# Stored rows

• • • • •

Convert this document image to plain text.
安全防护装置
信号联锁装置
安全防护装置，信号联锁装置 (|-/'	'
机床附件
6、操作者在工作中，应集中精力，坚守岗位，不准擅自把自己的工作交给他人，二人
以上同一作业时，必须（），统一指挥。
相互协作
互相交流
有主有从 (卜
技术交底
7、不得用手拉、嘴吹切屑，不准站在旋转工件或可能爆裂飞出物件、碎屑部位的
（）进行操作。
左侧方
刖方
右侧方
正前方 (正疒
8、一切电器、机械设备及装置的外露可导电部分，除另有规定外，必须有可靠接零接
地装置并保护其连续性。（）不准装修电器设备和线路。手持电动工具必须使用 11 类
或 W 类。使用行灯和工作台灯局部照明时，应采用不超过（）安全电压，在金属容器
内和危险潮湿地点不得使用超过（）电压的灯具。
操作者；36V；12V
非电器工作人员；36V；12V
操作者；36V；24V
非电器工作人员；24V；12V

• • • • •

# Problem to solve
Return each entry from the material above exactly as it appears.

# Reply
Convert this document image to plain text.
安全防护装置
信号联锁装置
安全防护装置，信号联锁装置 (|-/'	'
机床附件
6、操作者在工作中，应集中精力，坚守岗位，不准擅自把自己的工作交给他人，二人
以上同一作业时，必须（），统一指挥。
相互协作
互相交流
有主有从 (卜
技术交底
7、不得用手拉、嘴吹切屑，不准站在旋转工件或可能爆裂飞出物件、碎屑部位的
（）进行操作。
左侧方
刖方
右侧方
正前方 (正疒
8、一切电器、机械设备及装置的外露可导电部分，除另有规定外，必须有可靠接零接
地装置并保护其连续性。（）不准装修电器设备和线路。手持电动工具必须使用 11 类
或 W 类。使用行灯和工作台灯局部照明时，应采用不超过（）安全电压，在金属容器
内和危险潮湿地点不得使用超过（）电压的灯具。
操作者；36V；12V
非电器工作人员；36V；12V
操作者；36V；24V
非电器工作人员；24V；12V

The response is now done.